EXERCISE PROMPT:
Pull each line containing "this" out of the data and copy it.

MATERIAL:

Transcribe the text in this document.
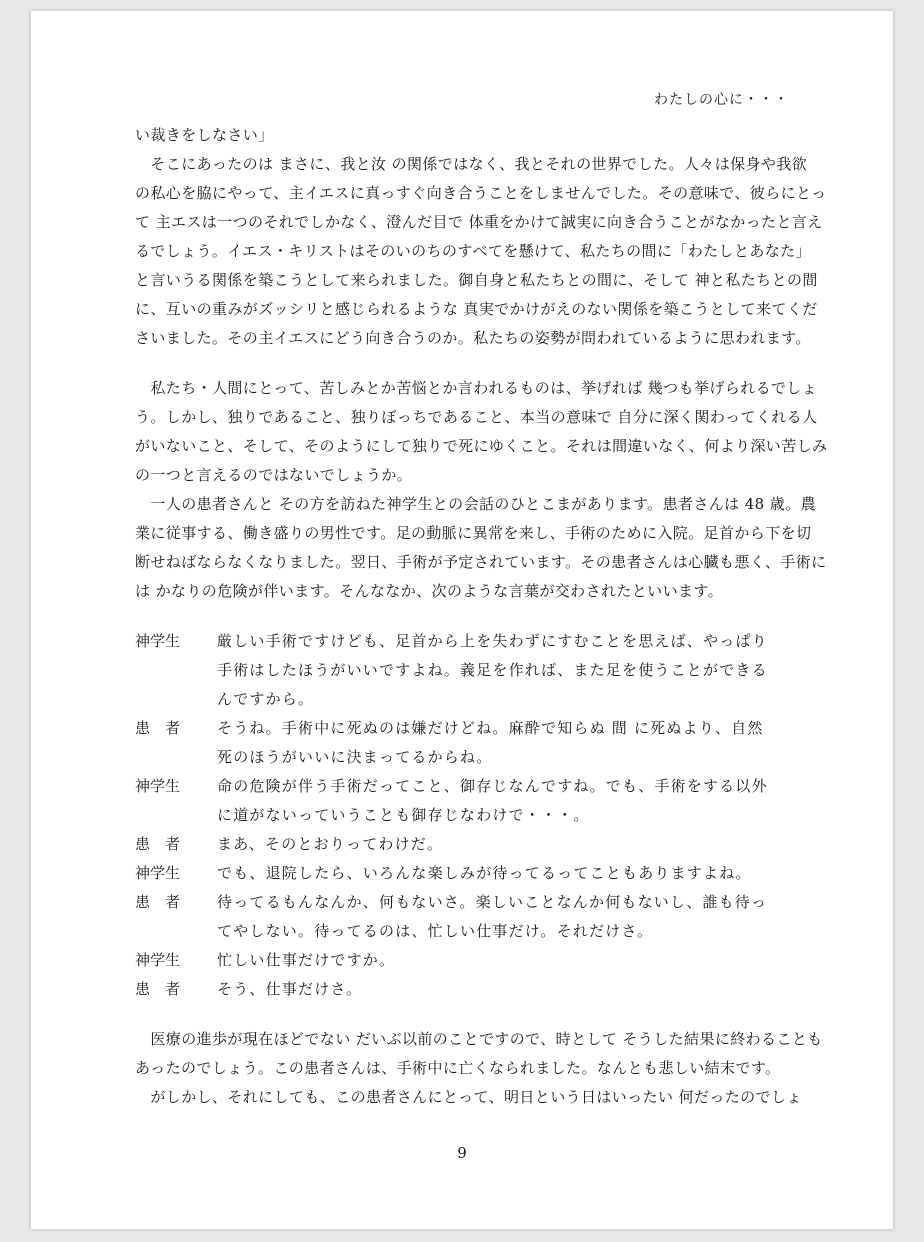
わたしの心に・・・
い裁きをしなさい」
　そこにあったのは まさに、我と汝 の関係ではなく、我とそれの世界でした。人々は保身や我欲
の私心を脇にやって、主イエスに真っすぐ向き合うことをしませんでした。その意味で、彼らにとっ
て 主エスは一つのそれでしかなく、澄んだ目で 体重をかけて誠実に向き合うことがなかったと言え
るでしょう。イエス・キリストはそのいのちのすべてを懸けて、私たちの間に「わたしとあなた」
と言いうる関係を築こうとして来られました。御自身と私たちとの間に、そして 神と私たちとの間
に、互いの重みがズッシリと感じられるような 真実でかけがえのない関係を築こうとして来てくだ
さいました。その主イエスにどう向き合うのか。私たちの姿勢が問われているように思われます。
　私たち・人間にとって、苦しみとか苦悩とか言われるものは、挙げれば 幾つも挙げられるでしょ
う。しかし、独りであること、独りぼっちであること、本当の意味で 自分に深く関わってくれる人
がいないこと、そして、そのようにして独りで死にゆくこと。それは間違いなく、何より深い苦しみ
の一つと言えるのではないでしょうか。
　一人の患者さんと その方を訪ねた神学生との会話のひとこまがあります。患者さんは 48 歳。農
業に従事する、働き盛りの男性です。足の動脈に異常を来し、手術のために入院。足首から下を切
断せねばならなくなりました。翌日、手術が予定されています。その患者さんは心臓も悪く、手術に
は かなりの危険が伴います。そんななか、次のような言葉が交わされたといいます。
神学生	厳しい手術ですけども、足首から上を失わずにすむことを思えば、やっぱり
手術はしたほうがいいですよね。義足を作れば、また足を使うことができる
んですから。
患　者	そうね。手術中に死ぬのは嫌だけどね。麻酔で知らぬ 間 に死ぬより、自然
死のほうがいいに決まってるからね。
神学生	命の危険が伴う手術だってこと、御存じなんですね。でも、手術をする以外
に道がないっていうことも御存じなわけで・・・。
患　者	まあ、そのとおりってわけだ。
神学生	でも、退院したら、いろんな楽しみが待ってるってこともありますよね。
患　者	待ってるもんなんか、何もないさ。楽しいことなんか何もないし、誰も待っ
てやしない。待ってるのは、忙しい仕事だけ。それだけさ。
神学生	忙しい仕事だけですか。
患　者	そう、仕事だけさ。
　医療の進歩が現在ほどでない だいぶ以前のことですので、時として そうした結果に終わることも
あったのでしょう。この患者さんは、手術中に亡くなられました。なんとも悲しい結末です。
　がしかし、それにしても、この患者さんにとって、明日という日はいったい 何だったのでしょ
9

---

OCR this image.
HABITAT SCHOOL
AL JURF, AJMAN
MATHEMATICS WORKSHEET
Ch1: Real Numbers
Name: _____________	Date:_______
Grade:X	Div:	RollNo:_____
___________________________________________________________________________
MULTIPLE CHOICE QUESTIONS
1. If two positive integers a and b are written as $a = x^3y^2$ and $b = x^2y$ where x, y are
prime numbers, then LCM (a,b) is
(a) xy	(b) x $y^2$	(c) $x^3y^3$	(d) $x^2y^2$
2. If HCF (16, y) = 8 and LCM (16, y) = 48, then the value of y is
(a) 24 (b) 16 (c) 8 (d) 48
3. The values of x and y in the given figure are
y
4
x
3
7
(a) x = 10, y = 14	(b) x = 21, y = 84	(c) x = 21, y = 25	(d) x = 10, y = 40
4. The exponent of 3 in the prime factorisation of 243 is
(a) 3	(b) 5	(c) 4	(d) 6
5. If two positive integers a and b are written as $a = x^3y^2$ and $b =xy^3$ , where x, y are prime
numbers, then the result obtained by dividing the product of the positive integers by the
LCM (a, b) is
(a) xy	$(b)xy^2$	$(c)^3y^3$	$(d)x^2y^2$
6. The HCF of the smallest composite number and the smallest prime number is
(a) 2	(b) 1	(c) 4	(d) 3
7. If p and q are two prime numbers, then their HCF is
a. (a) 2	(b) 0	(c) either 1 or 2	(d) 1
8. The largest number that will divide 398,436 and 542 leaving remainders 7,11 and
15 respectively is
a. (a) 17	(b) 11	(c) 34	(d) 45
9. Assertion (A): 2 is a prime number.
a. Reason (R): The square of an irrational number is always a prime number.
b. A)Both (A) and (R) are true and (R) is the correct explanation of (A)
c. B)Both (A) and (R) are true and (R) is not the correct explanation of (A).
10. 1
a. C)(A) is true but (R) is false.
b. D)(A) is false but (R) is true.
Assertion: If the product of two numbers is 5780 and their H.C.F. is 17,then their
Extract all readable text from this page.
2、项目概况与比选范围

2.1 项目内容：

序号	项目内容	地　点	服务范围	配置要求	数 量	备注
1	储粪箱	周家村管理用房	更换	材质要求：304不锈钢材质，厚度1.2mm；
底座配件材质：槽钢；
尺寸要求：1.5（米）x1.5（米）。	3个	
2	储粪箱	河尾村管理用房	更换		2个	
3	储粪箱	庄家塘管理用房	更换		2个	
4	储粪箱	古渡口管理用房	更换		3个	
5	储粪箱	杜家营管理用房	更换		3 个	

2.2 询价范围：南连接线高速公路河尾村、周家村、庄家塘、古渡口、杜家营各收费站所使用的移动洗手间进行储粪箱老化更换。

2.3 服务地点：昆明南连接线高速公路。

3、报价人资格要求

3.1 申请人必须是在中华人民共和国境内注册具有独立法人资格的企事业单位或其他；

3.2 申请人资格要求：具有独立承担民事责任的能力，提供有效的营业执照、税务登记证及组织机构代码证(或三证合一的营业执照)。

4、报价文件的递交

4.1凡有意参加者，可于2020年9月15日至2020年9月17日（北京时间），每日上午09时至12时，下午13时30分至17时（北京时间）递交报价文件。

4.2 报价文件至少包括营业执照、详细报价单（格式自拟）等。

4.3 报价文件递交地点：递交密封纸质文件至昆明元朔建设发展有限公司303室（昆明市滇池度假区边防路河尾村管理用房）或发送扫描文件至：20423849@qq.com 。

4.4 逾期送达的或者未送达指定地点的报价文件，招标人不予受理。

* * *

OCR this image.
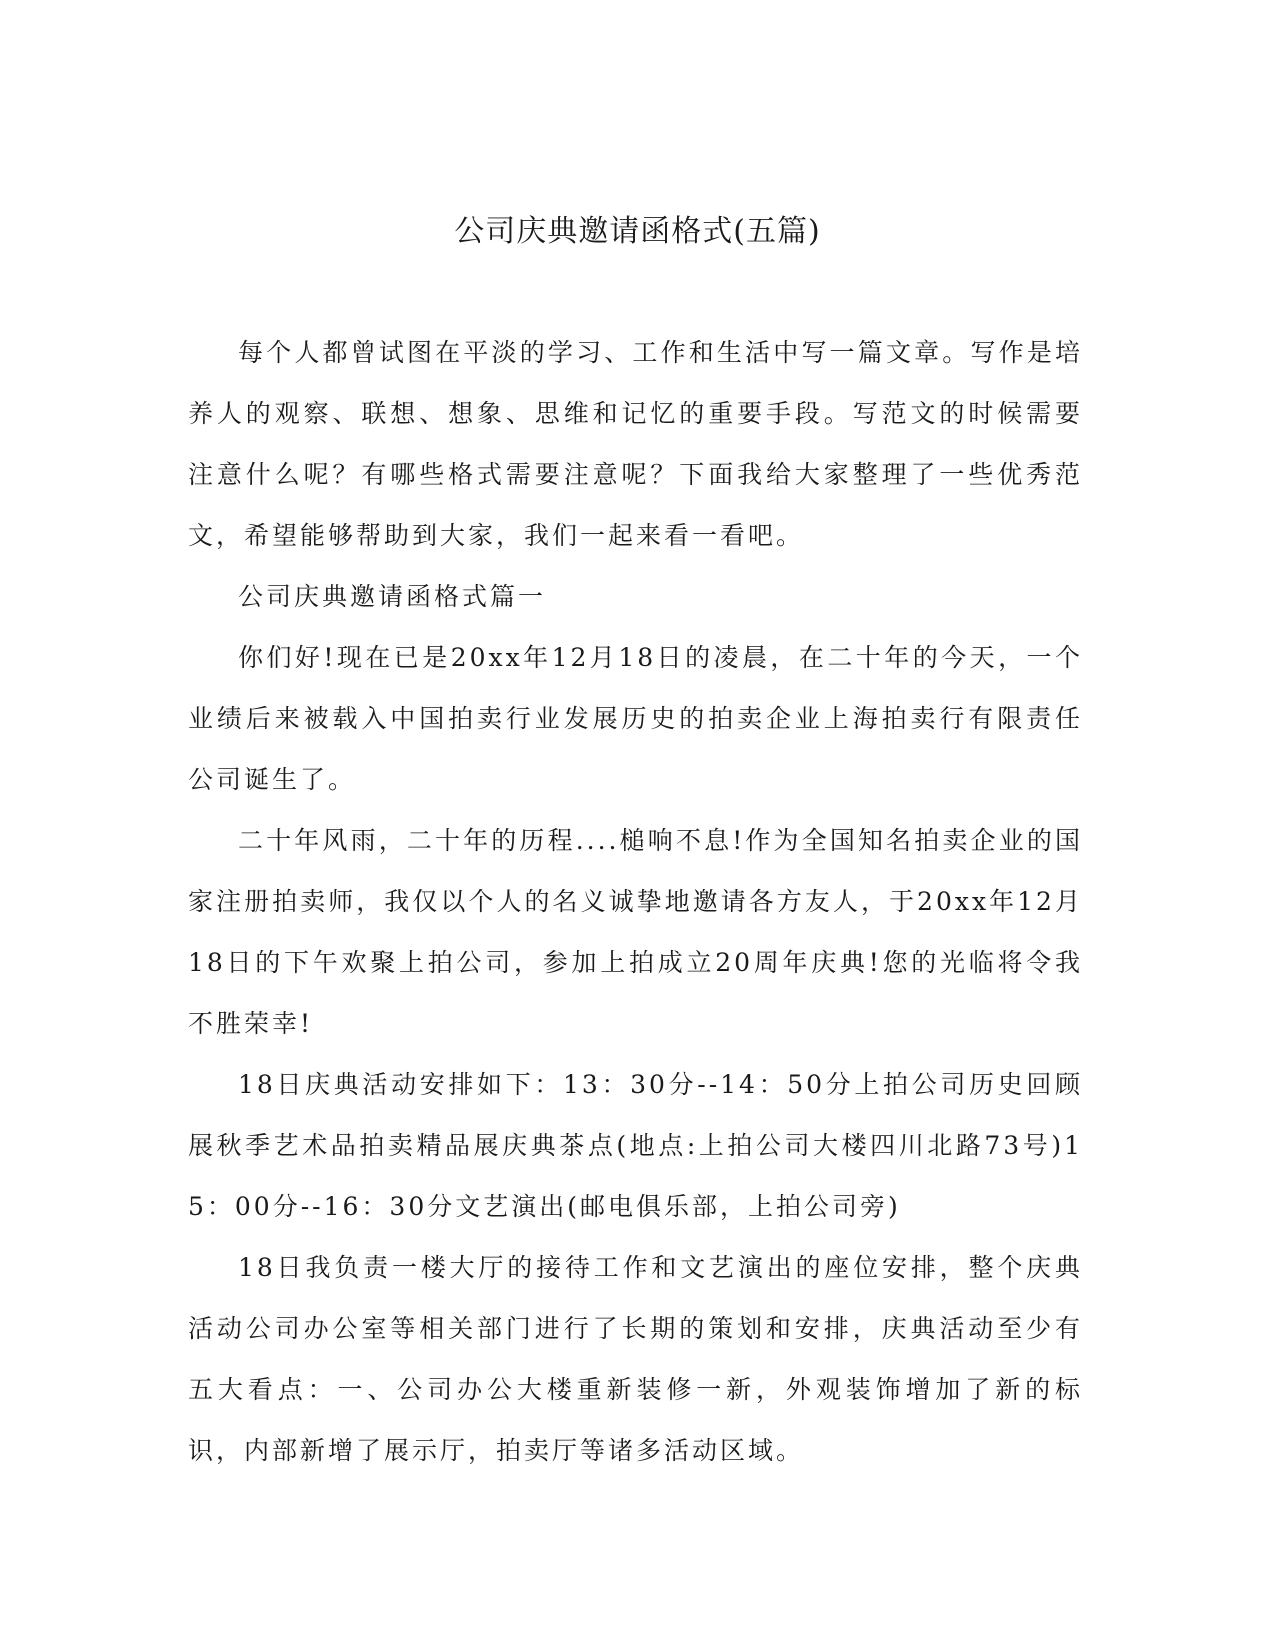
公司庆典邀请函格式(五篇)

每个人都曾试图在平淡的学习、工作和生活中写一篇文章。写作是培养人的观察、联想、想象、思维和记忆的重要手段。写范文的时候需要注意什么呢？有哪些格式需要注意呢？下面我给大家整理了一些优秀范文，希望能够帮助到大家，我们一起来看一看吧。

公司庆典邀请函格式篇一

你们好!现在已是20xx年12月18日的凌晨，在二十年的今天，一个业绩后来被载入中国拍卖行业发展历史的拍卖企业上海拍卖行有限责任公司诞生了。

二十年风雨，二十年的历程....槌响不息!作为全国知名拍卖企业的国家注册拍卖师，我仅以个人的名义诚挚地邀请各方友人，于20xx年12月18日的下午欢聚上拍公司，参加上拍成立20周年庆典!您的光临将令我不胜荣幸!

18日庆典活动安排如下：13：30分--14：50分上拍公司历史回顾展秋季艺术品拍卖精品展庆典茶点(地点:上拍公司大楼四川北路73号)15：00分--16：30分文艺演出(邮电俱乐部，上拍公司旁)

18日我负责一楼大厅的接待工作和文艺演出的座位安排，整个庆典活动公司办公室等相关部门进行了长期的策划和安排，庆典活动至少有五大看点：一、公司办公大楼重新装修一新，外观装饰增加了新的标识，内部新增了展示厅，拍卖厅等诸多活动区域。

EXERCISE SOLUTION:
Transcribe the text in this document.
OCR this image.
Extract all readable text from this page.
OCR this image.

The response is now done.